[Records]
[START]

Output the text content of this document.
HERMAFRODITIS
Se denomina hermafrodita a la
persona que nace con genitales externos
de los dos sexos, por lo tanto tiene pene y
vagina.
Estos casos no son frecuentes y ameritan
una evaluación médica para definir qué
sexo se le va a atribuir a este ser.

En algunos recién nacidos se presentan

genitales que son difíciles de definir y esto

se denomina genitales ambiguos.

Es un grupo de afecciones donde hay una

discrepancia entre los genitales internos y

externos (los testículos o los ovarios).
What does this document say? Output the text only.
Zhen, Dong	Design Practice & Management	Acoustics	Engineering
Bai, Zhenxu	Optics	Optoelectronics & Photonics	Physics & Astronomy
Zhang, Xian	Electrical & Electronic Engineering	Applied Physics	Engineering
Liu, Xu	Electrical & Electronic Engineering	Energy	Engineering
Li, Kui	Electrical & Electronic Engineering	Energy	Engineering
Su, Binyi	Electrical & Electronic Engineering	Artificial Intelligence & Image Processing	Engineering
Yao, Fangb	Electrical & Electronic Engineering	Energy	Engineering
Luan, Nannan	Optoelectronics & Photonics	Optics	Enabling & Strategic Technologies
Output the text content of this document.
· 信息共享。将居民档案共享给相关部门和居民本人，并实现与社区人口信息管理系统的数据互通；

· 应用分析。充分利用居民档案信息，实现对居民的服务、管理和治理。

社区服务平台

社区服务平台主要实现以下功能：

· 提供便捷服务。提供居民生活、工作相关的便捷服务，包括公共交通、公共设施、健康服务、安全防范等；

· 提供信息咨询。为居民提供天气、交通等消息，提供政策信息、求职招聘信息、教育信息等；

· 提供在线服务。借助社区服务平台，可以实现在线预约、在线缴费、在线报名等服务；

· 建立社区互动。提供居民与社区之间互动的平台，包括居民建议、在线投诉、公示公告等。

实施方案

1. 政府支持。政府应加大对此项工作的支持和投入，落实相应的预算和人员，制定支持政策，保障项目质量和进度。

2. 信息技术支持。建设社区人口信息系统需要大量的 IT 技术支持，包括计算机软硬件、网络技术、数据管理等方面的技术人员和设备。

[END]

__SHORT PROBLEM__. Transcribe the material above word for word.

__EXERCISE RESULT__.
Output the text content of this document.
HERMAFRODITIS
Se denomina hermafrodita a la
persona que nace con genitales externos
de los dos sexos, por lo tanto tiene pene y
vagina.
Estos casos no son frecuentes y ameritan
una evaluación médica para definir qué
sexo se le va a atribuir a este ser.

En algunos recién nacidos se presentan

genitales que son difíciles de definir y esto

se denomina genitales ambiguos.

Es un grupo de afecciones donde hay una

discrepancia entre los genitales internos y

externos (los testículos o los ovarios).
What does this document say? Output the text only.
Zhen, Dong	Design Practice & Management	Acoustics	Engineering
Bai, Zhenxu	Optics	Optoelectronics & Photonics	Physics & Astronomy
Zhang, Xian	Electrical & Electronic Engineering	Applied Physics	Engineering
Liu, Xu	Electrical & Electronic Engineering	Energy	Engineering
Li, Kui	Electrical & Electronic Engineering	Energy	Engineering
Su, Binyi	Electrical & Electronic Engineering	Artificial Intelligence & Image Processing	Engineering
Yao, Fangb	Electrical & Electronic Engineering	Energy	Engineering
Luan, Nannan	Optoelectronics & Photonics	Optics	Enabling & Strategic Technologies
Output the text content of this document.
· 信息共享。将居民档案共享给相关部门和居民本人，并实现与社区人口信息管理系统的数据互通；

· 应用分析。充分利用居民档案信息，实现对居民的服务、管理和治理。

社区服务平台

社区服务平台主要实现以下功能：

· 提供便捷服务。提供居民生活、工作相关的便捷服务，包括公共交通、公共设施、健康服务、安全防范等；

· 提供信息咨询。为居民提供天气、交通等消息，提供政策信息、求职招聘信息、教育信息等；

· 提供在线服务。借助社区服务平台，可以实现在线预约、在线缴费、在线报名等服务；

· 建立社区互动。提供居民与社区之间互动的平台，包括居民建议、在线投诉、公示公告等。

实施方案

1. 政府支持。政府应加大对此项工作的支持和投入，落实相应的预算和人员，制定支持政策，保障项目质量和进度。

2. 信息技术支持。建设社区人口信息系统需要大量的 IT 技术支持，包括计算机软硬件、网络技术、数据管理等方面的技术人员和设备。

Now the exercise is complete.